## Set exercise
In the listing below, write out each line without changes, starting with the line that contains "y-tick-label: 1.5 [150, 49, 242, 117]" and going on through the line that contains "x-tick-label: 50 [608, 953, 682, 1021]", with both of those lines included.

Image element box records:

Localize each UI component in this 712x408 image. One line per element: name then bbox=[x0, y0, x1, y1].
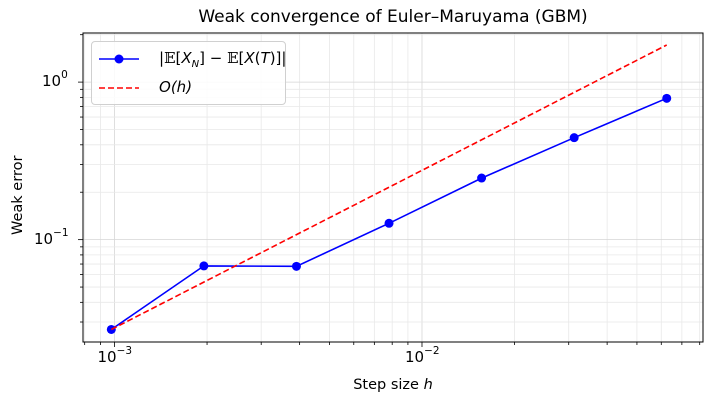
chart-title: Weak convergence of Euler–Maruyama (GBM) bbox=[198, 7, 588, 27]
legend-entry-oh: O(h) bbox=[92, 77, 285, 99]
x-axis-label: Step size h bbox=[83, 377, 703, 393]
legend-line-marker-icon bbox=[99, 54, 139, 64]
y-axis-label: Weak error bbox=[10, 155, 26, 235]
data-point bbox=[291, 261, 301, 271]
data-point bbox=[569, 133, 579, 143]
legend-label-oh: O(h) bbox=[159, 78, 193, 96]
legend-entry-error: |𝔼[XN] − 𝔼[X(T)]| bbox=[92, 48, 287, 70]
data-point bbox=[384, 218, 394, 228]
series-line-1 bbox=[110, 44, 668, 331]
data-point bbox=[477, 173, 487, 183]
x-axis-label-text: Step size h bbox=[353, 377, 433, 393]
y-tick-label: 10−1 bbox=[34, 226, 69, 248]
data-point bbox=[199, 261, 209, 271]
x-tick-label: 10−2 bbox=[404, 345, 440, 366]
legend-label-error: |𝔼[XN] − 𝔼[X(T)]| bbox=[159, 49, 287, 70]
axes-frame bbox=[82, 32, 704, 343]
data-point bbox=[662, 93, 672, 103]
legend: |𝔼[XN] − 𝔼[X(T)]| O(h) bbox=[91, 41, 286, 105]
y-axis-label-wrap: Weak error bbox=[10, 156, 30, 236]
x-tick-label: 10−3 bbox=[97, 345, 133, 366]
legend-dashed-line-icon bbox=[99, 87, 139, 89]
series-line-0 bbox=[110, 97, 668, 331]
y-tick-label: 100 bbox=[42, 69, 68, 91]
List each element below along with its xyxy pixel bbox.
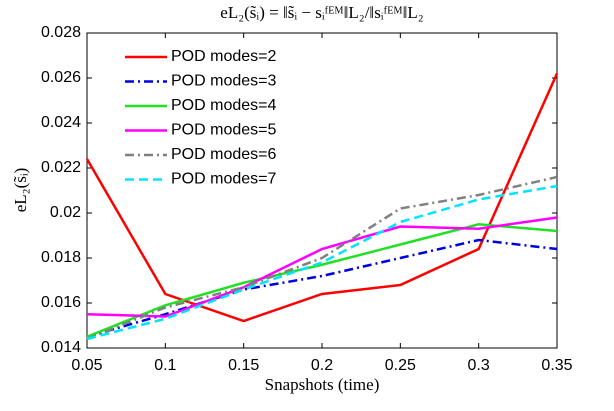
legend-label: POD modes=7 <box>171 171 276 188</box>
series-line <box>85 72 559 323</box>
y-tick-label: 0.02 <box>50 204 81 221</box>
y-tick-label: 0.014 <box>41 339 81 356</box>
x-tick-label: 0.3 <box>468 357 490 374</box>
chart-title: eL₂(s̃ᵢ) = ‖s̃ᵢ − sᵢᶠᴱᴹ‖L₂/‖sᵢᶠᴱᴹ‖L₂ <box>220 3 423 22</box>
x-tick-label: 0.35 <box>541 357 572 374</box>
y-tick-label: 0.018 <box>41 249 81 266</box>
legend-label: POD modes=3 <box>171 73 276 90</box>
y-axis-label: eL₂(s̃ᵢ) <box>11 168 30 213</box>
legend-label: POD modes=4 <box>171 97 276 114</box>
series-line <box>86 222 558 338</box>
x-tick-label: 0.15 <box>228 357 259 374</box>
legend-label: POD modes=6 <box>171 146 276 163</box>
x-tick-label: 0.05 <box>71 357 102 374</box>
y-tick-label: 0.024 <box>41 114 81 131</box>
x-axis-label: Snapshots (time) <box>265 375 380 394</box>
y-tick-label: 0.028 <box>41 24 81 41</box>
legend-label: POD modes=2 <box>171 48 276 65</box>
series-line <box>86 175 558 341</box>
legend-label: POD modes=5 <box>171 122 276 139</box>
x-tick-label: 0.1 <box>154 357 176 374</box>
x-tick-label: 0.25 <box>385 357 416 374</box>
y-tick-label: 0.016 <box>41 294 81 311</box>
series-line <box>86 238 558 338</box>
y-tick-label: 0.026 <box>41 69 81 86</box>
y-tick-label: 0.022 <box>41 159 81 176</box>
x-tick-label: 0.2 <box>311 357 333 374</box>
series-line <box>86 216 558 318</box>
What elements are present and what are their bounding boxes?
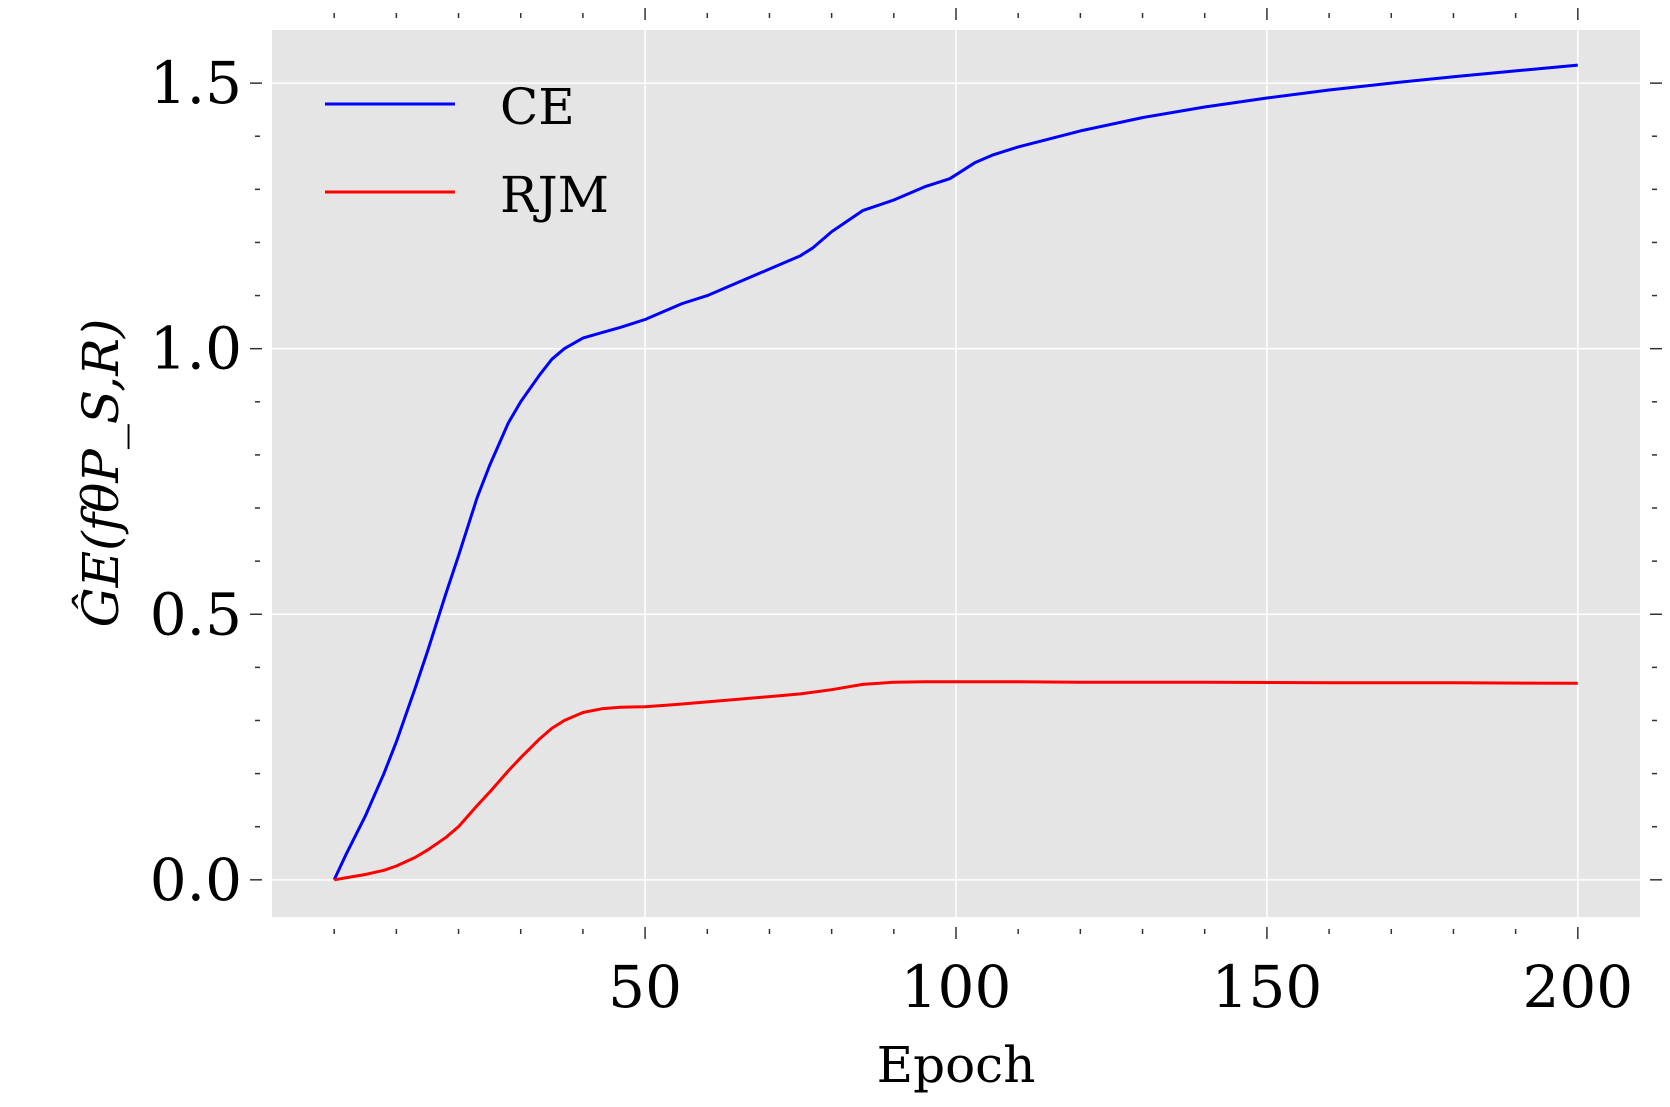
y-tick-label: 1.5 [150, 49, 242, 117]
series-lines [332, 63, 1578, 882]
x-tick-label: 100 [901, 953, 1012, 1021]
y-axis-label: ĜE(fθP_S,R) [71, 319, 130, 628]
axis-ticks [250, 8, 1662, 939]
y-tick-label: 0.5 [150, 580, 242, 648]
series-line-ce [332, 63, 1578, 881]
legend-label-rjm: RJM [500, 166, 609, 224]
legend: CE RJM [325, 78, 609, 224]
y-tick-label: 1.0 [150, 315, 242, 383]
x-axis-label: Epoch [877, 1036, 1036, 1094]
x-tick-label: 50 [608, 953, 682, 1021]
tick-labels: 50 100 150 200 0.0 0.5 1.0 1.5 [150, 49, 1633, 1021]
y-tick-label: 0.0 [150, 846, 242, 914]
x-tick-label: 200 [1522, 953, 1633, 1021]
series-line-rjm [333, 680, 1578, 882]
grid-lines [272, 30, 1640, 917]
x-tick-label: 150 [1212, 953, 1323, 1021]
legend-label-ce: CE [500, 78, 575, 136]
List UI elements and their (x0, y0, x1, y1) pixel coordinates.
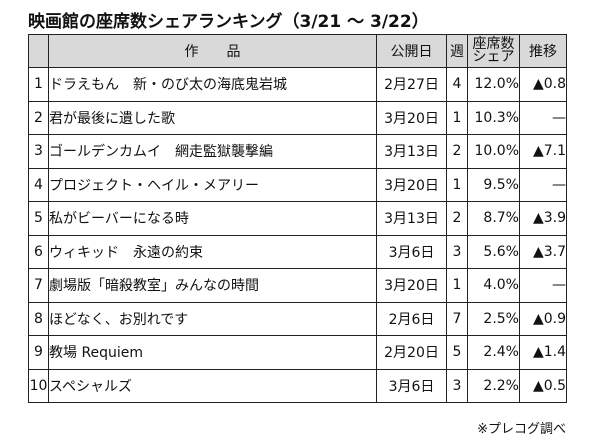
title-cell: プロジェクト・ヘイル・メアリー (48, 167, 377, 202)
rank-cell: 5 (28, 201, 49, 236)
release-cell: 3月6日 (376, 368, 447, 403)
header-share-line1: 座席数 (472, 36, 515, 52)
week-cell: 1 (446, 167, 468, 202)
week-cell: 2 (446, 201, 468, 236)
title-cell: ドラえもん 新・のび太の海底鬼岩城 (48, 67, 377, 102)
rank-cell: 10 (28, 368, 49, 403)
share-cell: 2.2% (467, 368, 520, 403)
share-cell: 2.4% (467, 335, 520, 370)
header-release: 公開日 (376, 34, 447, 68)
rank-cell: 2 (28, 100, 49, 135)
week-cell: 4 (446, 67, 468, 102)
table-row: 1 ドラえもん 新・のび太の海底鬼岩城 2月27日 4 12.0% ▲0.8 (28, 67, 567, 102)
week-cell: 1 (446, 100, 468, 135)
title-cell: 私がビーバーになる時 (48, 201, 377, 236)
rank-cell: 6 (28, 234, 49, 269)
release-cell: 3月20日 (376, 167, 447, 202)
week-cell: 1 (446, 268, 468, 303)
week-cell: 7 (446, 301, 468, 336)
table-row: 6 ウィキッド 永遠の約束 3月6日 3 5.6% ▲3.7 (28, 234, 567, 269)
share-cell: 12.0% (467, 67, 520, 102)
page-title: 映画館の座席数シェアランキング（3/21 〜 3/22） (28, 12, 429, 32)
release-cell: 3月20日 (376, 268, 447, 303)
title-cell: 君が最後に遺した歌 (48, 100, 377, 135)
rank-cell: 3 (28, 134, 49, 169)
table-row: 9 教場 Requiem 2月20日 5 2.4% ▲1.4 (28, 335, 567, 370)
table-row: 8 ほどなく、お別れです 2月6日 7 2.5% ▲0.9 (28, 301, 567, 336)
header-trend: 推移 (519, 34, 567, 68)
release-cell: 2月27日 (376, 67, 447, 102)
title-cell: ゴールデンカムイ 網走監獄襲撃編 (48, 134, 377, 169)
trend-cell: ▲0.8 (519, 67, 567, 102)
trend-cell: ▲0.9 (519, 301, 567, 336)
rank-cell: 8 (28, 301, 49, 336)
release-cell: 2月6日 (376, 301, 447, 336)
title-cell: ウィキッド 永遠の約束 (48, 234, 377, 269)
table-row: 3 ゴールデンカムイ 網走監獄襲撃編 3月13日 2 10.0% ▲7.1 (28, 134, 567, 169)
header-share-line2: シェア (472, 49, 515, 65)
trend-cell: — (519, 268, 567, 303)
share-cell: 10.0% (467, 134, 520, 169)
share-cell: 9.5% (467, 167, 520, 202)
table-row: 5 私がビーバーになる時 3月13日 2 8.7% ▲3.9 (28, 201, 567, 236)
trend-cell: ▲7.1 (519, 134, 567, 169)
trend-cell: — (519, 100, 567, 135)
trend-cell: ▲3.7 (519, 234, 567, 269)
table-header-row: 作品 公開日 週 座席数 シェア 推移 (28, 34, 567, 68)
rank-cell: 4 (28, 167, 49, 202)
table-row: 4 プロジェクト・ヘイル・メアリー 3月20日 1 9.5% — (28, 167, 567, 202)
trend-cell: ▲0.5 (519, 368, 567, 403)
week-cell: 5 (446, 335, 468, 370)
table-row: 7 劇場版「暗殺教室」みんなの時間 3月20日 1 4.0% — (28, 268, 567, 303)
week-cell: 3 (446, 368, 468, 403)
rank-cell: 9 (28, 335, 49, 370)
share-cell: 8.7% (467, 201, 520, 236)
title-cell: 教場 Requiem (48, 335, 377, 370)
share-cell: 5.6% (467, 234, 520, 269)
trend-cell: — (519, 167, 567, 202)
release-cell: 3月20日 (376, 100, 447, 135)
week-cell: 2 (446, 134, 468, 169)
release-cell: 2月20日 (376, 335, 447, 370)
share-cell: 2.5% (467, 301, 520, 336)
rank-cell: 1 (28, 67, 49, 102)
trend-cell: ▲1.4 (519, 335, 567, 370)
release-cell: 3月13日 (376, 201, 447, 236)
trend-cell: ▲3.9 (519, 201, 567, 236)
title-cell: 劇場版「暗殺教室」みんなの時間 (48, 268, 377, 303)
release-cell: 3月6日 (376, 234, 447, 269)
release-cell: 3月13日 (376, 134, 447, 169)
rank-cell: 7 (28, 268, 49, 303)
header-rank (28, 34, 49, 68)
header-share: 座席数 シェア (467, 34, 520, 68)
week-cell: 3 (446, 234, 468, 269)
title-cell: スペシャルズ (48, 368, 377, 403)
share-cell: 4.0% (467, 268, 520, 303)
share-cell: 10.3% (467, 100, 520, 135)
table-row: 10 スペシャルズ 3月6日 3 2.2% ▲0.5 (28, 368, 567, 403)
title-cell: ほどなく、お別れです (48, 301, 377, 336)
ranking-table: 作品 公開日 週 座席数 シェア 推移 1 ドラえもん 新・のび太の海底鬼岩城 2… (28, 34, 567, 403)
header-week: 週 (446, 34, 468, 68)
source-note: ※プレコグ調べ (477, 422, 566, 437)
header-title: 作品 (48, 34, 377, 68)
table-row: 2 君が最後に遺した歌 3月20日 1 10.3% — (28, 100, 567, 135)
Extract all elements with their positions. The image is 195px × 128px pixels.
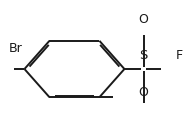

## Result for this exercise
y-tick-label: 1.5 [150, 49, 242, 117]
series-lines [332, 63, 1578, 882]
x-tick-label: 100 [901, 953, 1012, 1021]
y-axis-label: ĜE(fθP_S,R) [71, 319, 130, 628]
axis-ticks [250, 8, 1662, 939]
y-tick-label: 0.5 [150, 580, 242, 648]
series-line-ce [332, 63, 1578, 881]
legend-label-rjm: RJM [500, 166, 609, 224]
legend: CE RJM [325, 78, 609, 224]
y-tick-label: 1.0 [150, 315, 242, 383]
x-axis-label: Epoch [877, 1036, 1036, 1094]
x-tick-label: 50 [608, 953, 682, 1021]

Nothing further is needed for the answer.